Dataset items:

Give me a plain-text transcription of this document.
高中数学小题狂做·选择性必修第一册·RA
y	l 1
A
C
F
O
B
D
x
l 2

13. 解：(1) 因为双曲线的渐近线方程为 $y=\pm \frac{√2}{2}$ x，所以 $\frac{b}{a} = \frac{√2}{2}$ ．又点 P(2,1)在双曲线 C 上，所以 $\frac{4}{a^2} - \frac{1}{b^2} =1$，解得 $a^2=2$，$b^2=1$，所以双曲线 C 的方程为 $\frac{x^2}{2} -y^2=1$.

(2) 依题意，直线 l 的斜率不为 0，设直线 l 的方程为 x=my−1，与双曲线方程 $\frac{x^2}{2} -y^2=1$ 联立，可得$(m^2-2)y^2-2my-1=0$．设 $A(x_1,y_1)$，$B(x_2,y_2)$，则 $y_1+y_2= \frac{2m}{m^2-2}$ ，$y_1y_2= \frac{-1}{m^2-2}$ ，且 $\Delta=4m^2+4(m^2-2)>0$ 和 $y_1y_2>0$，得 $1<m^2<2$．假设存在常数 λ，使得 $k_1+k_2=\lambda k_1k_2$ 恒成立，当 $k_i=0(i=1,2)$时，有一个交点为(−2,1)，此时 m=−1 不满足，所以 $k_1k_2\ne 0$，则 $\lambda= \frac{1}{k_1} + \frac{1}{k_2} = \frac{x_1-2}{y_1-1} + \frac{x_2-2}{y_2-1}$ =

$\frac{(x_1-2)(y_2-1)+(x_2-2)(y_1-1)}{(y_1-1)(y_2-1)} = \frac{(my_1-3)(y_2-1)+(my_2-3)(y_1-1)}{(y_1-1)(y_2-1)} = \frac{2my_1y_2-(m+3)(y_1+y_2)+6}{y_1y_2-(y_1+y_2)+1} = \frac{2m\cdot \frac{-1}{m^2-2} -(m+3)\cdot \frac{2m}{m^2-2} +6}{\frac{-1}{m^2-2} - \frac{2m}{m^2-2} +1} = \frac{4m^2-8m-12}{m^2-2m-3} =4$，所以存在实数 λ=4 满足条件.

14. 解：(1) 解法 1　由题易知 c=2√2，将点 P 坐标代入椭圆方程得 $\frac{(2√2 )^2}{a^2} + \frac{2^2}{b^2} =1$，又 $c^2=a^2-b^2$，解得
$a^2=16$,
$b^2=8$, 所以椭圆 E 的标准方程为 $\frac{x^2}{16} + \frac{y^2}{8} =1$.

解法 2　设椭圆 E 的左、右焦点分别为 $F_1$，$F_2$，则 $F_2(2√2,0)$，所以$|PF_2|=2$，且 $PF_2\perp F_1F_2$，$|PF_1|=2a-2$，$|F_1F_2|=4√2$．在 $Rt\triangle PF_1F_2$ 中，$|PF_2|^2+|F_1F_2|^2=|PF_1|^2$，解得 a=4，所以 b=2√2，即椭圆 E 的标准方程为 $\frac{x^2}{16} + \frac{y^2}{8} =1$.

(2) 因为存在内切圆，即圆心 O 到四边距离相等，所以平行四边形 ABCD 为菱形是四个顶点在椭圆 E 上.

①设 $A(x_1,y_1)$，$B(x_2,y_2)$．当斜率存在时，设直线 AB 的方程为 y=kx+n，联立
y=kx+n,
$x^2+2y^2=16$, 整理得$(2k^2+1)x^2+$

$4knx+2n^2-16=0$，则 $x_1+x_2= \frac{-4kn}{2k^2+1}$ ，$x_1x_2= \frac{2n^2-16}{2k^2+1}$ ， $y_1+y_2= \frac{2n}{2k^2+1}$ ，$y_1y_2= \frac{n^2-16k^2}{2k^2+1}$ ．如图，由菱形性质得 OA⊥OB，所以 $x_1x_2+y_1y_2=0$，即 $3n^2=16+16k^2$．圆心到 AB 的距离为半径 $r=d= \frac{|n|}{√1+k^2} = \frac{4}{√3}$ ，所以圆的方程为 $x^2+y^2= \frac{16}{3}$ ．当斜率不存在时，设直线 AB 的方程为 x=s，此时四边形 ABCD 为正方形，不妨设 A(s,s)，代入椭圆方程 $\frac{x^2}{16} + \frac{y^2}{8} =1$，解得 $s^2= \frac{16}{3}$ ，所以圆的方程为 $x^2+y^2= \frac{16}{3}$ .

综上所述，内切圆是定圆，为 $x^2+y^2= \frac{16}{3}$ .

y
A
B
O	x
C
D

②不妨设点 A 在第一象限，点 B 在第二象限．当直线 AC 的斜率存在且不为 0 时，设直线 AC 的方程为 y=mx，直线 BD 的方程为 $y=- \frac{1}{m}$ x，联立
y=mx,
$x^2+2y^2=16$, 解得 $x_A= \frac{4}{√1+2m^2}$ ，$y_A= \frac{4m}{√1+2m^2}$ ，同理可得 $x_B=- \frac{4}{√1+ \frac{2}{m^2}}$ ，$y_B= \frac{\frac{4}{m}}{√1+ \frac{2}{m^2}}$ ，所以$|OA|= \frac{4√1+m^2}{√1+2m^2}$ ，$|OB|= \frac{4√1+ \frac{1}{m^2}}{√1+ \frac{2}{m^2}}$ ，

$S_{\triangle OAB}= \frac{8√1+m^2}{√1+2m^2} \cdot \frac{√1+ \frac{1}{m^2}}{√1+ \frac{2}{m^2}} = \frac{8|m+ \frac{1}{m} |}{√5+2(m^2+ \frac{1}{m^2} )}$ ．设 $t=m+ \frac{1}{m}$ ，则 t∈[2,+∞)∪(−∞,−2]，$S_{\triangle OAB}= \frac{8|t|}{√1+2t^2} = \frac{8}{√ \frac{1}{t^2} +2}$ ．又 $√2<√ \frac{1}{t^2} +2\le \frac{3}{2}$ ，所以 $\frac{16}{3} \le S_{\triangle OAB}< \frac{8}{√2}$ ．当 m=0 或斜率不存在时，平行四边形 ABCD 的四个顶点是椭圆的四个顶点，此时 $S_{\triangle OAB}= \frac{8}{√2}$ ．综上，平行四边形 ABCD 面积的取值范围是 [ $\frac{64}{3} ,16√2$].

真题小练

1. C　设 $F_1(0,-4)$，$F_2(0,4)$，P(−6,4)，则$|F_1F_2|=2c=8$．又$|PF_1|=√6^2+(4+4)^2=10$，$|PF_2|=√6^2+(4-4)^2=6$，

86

TASK STATEMENT
Print the whole listing exactly as it is.

EXERCISE RESPONSE
Give me a plain-text transcription of this document.
高中数学小题狂做·选择性必修第一册·RA
y	l 1
A
C
F
O
B
D
x
l 2

13. 解：(1) 因为双曲线的渐近线方程为 $y=\pm \frac{√2}{2}$ x，所以 $\frac{b}{a} = \frac{√2}{2}$ ．又点 P(2,1)在双曲线 C 上，所以 $\frac{4}{a^2} - \frac{1}{b^2} =1$，解得 $a^2=2$，$b^2=1$，所以双曲线 C 的方程为 $\frac{x^2}{2} -y^2=1$.

(2) 依题意，直线 l 的斜率不为 0，设直线 l 的方程为 x=my−1，与双曲线方程 $\frac{x^2}{2} -y^2=1$ 联立，可得$(m^2-2)y^2-2my-1=0$．设 $A(x_1,y_1)$，$B(x_2,y_2)$，则 $y_1+y_2= \frac{2m}{m^2-2}$ ，$y_1y_2= \frac{-1}{m^2-2}$ ，且 $\Delta=4m^2+4(m^2-2)>0$ 和 $y_1y_2>0$，得 $1<m^2<2$．假设存在常数 λ，使得 $k_1+k_2=\lambda k_1k_2$ 恒成立，当 $k_i=0(i=1,2)$时，有一个交点为(−2,1)，此时 m=−1 不满足，所以 $k_1k_2\ne 0$，则 $\lambda= \frac{1}{k_1} + \frac{1}{k_2} = \frac{x_1-2}{y_1-1} + \frac{x_2-2}{y_2-1}$ =

$\frac{(x_1-2)(y_2-1)+(x_2-2)(y_1-1)}{(y_1-1)(y_2-1)} = \frac{(my_1-3)(y_2-1)+(my_2-3)(y_1-1)}{(y_1-1)(y_2-1)} = \frac{2my_1y_2-(m+3)(y_1+y_2)+6}{y_1y_2-(y_1+y_2)+1} = \frac{2m\cdot \frac{-1}{m^2-2} -(m+3)\cdot \frac{2m}{m^2-2} +6}{\frac{-1}{m^2-2} - \frac{2m}{m^2-2} +1} = \frac{4m^2-8m-12}{m^2-2m-3} =4$，所以存在实数 λ=4 满足条件.

14. 解：(1) 解法 1　由题易知 c=2√2，将点 P 坐标代入椭圆方程得 $\frac{(2√2 )^2}{a^2} + \frac{2^2}{b^2} =1$，又 $c^2=a^2-b^2$，解得
$a^2=16$,
$b^2=8$, 所以椭圆 E 的标准方程为 $\frac{x^2}{16} + \frac{y^2}{8} =1$.

解法 2　设椭圆 E 的左、右焦点分别为 $F_1$，$F_2$，则 $F_2(2√2,0)$，所以$|PF_2|=2$，且 $PF_2\perp F_1F_2$，$|PF_1|=2a-2$，$|F_1F_2|=4√2$．在 $Rt\triangle PF_1F_2$ 中，$|PF_2|^2+|F_1F_2|^2=|PF_1|^2$，解得 a=4，所以 b=2√2，即椭圆 E 的标准方程为 $\frac{x^2}{16} + \frac{y^2}{8} =1$.

(2) 因为存在内切圆，即圆心 O 到四边距离相等，所以平行四边形 ABCD 为菱形是四个顶点在椭圆 E 上.

①设 $A(x_1,y_1)$，$B(x_2,y_2)$．当斜率存在时，设直线 AB 的方程为 y=kx+n，联立
y=kx+n,
$x^2+2y^2=16$, 整理得$(2k^2+1)x^2+$

$4knx+2n^2-16=0$，则 $x_1+x_2= \frac{-4kn}{2k^2+1}$ ，$x_1x_2= \frac{2n^2-16}{2k^2+1}$ ， $y_1+y_2= \frac{2n}{2k^2+1}$ ，$y_1y_2= \frac{n^2-16k^2}{2k^2+1}$ ．如图，由菱形性质得 OA⊥OB，所以 $x_1x_2+y_1y_2=0$，即 $3n^2=16+16k^2$．圆心到 AB 的距离为半径 $r=d= \frac{|n|}{√1+k^2} = \frac{4}{√3}$ ，所以圆的方程为 $x^2+y^2= \frac{16}{3}$ ．当斜率不存在时，设直线 AB 的方程为 x=s，此时四边形 ABCD 为正方形，不妨设 A(s,s)，代入椭圆方程 $\frac{x^2}{16} + \frac{y^2}{8} =1$，解得 $s^2= \frac{16}{3}$ ，所以圆的方程为 $x^2+y^2= \frac{16}{3}$ .

综上所述，内切圆是定圆，为 $x^2+y^2= \frac{16}{3}$ .

y
A
B
O	x
C
D

②不妨设点 A 在第一象限，点 B 在第二象限．当直线 AC 的斜率存在且不为 0 时，设直线 AC 的方程为 y=mx，直线 BD 的方程为 $y=- \frac{1}{m}$ x，联立
y=mx,
$x^2+2y^2=16$, 解得 $x_A= \frac{4}{√1+2m^2}$ ，$y_A= \frac{4m}{√1+2m^2}$ ，同理可得 $x_B=- \frac{4}{√1+ \frac{2}{m^2}}$ ，$y_B= \frac{\frac{4}{m}}{√1+ \frac{2}{m^2}}$ ，所以$|OA|= \frac{4√1+m^2}{√1+2m^2}$ ，$|OB|= \frac{4√1+ \frac{1}{m^2}}{√1+ \frac{2}{m^2}}$ ，

$S_{\triangle OAB}= \frac{8√1+m^2}{√1+2m^2} \cdot \frac{√1+ \frac{1}{m^2}}{√1+ \frac{2}{m^2}} = \frac{8|m+ \frac{1}{m} |}{√5+2(m^2+ \frac{1}{m^2} )}$ ．设 $t=m+ \frac{1}{m}$ ，则 t∈[2,+∞)∪(−∞,−2]，$S_{\triangle OAB}= \frac{8|t|}{√1+2t^2} = \frac{8}{√ \frac{1}{t^2} +2}$ ．又 $√2<√ \frac{1}{t^2} +2\le \frac{3}{2}$ ，所以 $\frac{16}{3} \le S_{\triangle OAB}< \frac{8}{√2}$ ．当 m=0 或斜率不存在时，平行四边形 ABCD 的四个顶点是椭圆的四个顶点，此时 $S_{\triangle OAB}= \frac{8}{√2}$ ．综上，平行四边形 ABCD 面积的取值范围是 [ $\frac{64}{3} ,16√2$].

真题小练

1. C　设 $F_1(0,-4)$，$F_2(0,4)$，P(−6,4)，则$|F_1F_2|=2c=8$．又$|PF_1|=√6^2+(4+4)^2=10$，$|PF_2|=√6^2+(4-4)^2=6$，

86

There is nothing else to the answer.